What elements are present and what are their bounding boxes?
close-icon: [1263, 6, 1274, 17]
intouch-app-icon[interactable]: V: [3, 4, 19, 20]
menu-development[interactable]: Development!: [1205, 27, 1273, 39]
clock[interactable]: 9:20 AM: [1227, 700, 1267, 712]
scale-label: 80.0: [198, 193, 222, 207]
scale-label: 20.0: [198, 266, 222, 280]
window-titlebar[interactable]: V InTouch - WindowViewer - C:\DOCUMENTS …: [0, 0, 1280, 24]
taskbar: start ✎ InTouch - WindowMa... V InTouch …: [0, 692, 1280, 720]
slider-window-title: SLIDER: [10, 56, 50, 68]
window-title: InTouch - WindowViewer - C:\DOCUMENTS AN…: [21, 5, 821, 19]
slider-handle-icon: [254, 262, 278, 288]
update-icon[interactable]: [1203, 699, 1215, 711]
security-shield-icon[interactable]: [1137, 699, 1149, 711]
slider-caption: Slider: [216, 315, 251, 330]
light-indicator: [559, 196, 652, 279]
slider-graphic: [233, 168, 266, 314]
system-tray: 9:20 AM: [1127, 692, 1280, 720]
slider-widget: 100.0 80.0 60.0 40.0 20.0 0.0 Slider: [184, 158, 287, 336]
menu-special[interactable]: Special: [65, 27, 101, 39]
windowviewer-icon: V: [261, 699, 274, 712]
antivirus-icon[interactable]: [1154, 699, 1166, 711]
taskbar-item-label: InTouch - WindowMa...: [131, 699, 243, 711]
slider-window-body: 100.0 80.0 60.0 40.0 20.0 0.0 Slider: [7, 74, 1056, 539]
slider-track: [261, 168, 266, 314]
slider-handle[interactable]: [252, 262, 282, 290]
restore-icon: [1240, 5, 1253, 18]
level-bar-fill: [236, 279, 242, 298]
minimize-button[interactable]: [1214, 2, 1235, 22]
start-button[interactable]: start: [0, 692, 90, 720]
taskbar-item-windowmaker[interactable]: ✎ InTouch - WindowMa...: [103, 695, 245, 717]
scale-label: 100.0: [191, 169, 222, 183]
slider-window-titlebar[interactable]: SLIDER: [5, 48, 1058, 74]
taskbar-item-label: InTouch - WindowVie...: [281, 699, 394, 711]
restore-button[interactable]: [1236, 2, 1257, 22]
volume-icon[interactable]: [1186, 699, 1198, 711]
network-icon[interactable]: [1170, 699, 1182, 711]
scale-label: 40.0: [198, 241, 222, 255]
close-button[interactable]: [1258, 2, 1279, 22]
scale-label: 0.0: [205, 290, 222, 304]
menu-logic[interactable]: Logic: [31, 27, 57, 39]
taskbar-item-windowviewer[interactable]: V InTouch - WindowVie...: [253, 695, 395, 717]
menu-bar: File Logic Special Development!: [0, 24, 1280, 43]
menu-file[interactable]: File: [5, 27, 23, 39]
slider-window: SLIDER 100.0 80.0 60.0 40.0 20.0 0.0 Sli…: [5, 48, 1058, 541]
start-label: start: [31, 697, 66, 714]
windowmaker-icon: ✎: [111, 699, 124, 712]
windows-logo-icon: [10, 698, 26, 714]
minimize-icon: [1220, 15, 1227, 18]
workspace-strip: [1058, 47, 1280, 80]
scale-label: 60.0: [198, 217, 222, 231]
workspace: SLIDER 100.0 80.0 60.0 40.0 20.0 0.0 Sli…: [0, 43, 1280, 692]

────────────────

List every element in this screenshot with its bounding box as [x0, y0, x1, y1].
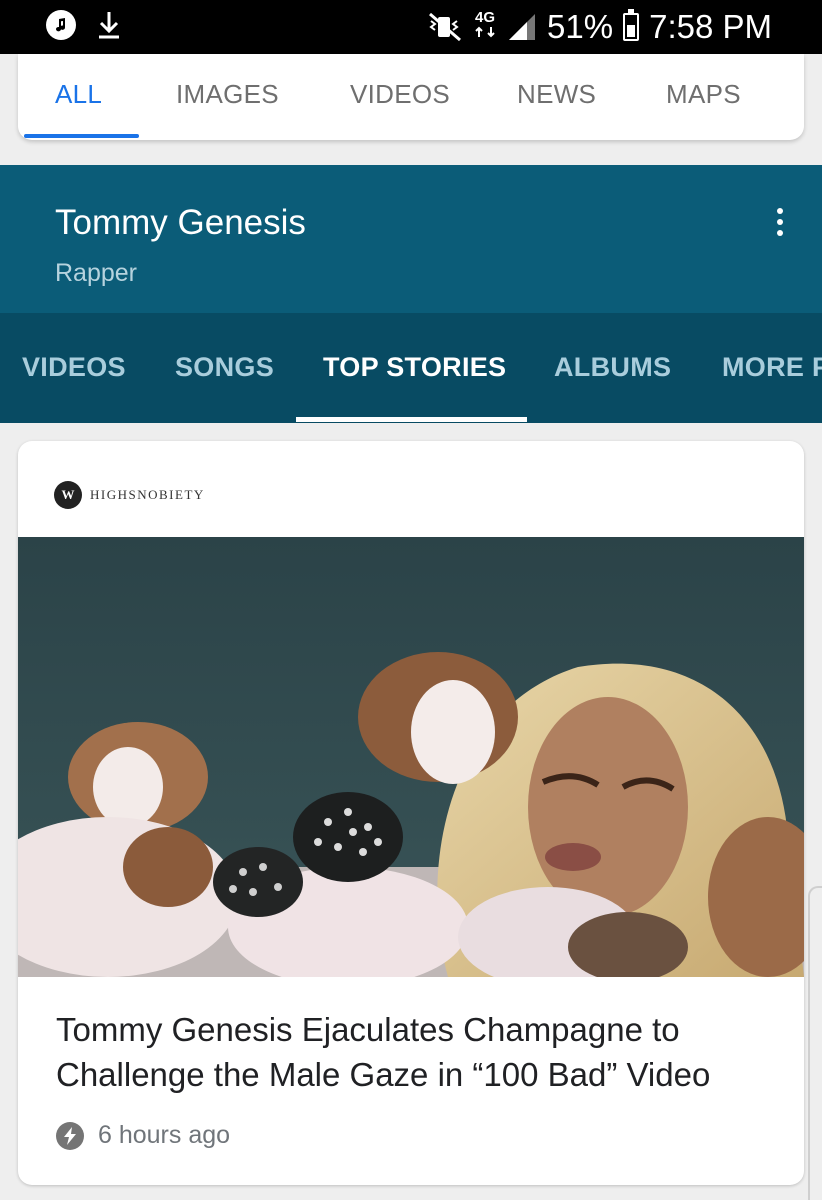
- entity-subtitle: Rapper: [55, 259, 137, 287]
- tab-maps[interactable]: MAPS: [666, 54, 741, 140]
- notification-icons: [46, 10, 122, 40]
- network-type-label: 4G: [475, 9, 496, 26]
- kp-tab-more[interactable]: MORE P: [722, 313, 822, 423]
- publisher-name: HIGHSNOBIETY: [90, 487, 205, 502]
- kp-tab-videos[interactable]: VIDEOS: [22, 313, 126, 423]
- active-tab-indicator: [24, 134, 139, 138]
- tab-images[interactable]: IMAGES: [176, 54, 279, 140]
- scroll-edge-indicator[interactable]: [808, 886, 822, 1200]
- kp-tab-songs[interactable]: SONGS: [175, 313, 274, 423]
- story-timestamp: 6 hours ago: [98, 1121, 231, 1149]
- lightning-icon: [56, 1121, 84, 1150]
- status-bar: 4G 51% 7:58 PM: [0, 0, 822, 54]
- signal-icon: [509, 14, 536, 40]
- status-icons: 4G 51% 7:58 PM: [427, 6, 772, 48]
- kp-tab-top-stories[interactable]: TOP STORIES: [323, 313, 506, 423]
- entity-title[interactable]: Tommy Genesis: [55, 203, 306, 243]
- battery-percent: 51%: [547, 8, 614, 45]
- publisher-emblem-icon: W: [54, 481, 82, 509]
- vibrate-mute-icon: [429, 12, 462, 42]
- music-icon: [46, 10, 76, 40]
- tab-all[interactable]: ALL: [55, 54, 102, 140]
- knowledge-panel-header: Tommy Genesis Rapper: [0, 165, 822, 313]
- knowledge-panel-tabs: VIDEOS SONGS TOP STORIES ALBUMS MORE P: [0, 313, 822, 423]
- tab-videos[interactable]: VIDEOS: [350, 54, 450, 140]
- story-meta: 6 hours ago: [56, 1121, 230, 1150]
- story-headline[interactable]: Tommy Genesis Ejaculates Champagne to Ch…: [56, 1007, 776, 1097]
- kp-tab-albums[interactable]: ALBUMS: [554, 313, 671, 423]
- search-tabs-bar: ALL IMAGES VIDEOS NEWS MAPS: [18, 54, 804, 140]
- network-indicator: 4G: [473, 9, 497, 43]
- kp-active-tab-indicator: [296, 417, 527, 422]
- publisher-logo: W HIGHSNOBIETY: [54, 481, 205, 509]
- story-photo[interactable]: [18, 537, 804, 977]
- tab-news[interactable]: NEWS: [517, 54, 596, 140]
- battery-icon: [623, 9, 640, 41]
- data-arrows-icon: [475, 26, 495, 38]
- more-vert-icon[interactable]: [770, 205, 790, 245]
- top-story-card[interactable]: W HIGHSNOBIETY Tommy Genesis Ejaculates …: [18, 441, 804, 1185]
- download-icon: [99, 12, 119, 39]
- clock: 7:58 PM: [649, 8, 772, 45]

────────────────

§ **Problem**
Every line in the data that holds "MAPS" should be copied out.

§ **Exercise response**
- tab-maps[interactable]: MAPS: [666, 54, 741, 140]
- search-tabs-bar: ALL IMAGES VIDEOS NEWS MAPS: [18, 54, 804, 140]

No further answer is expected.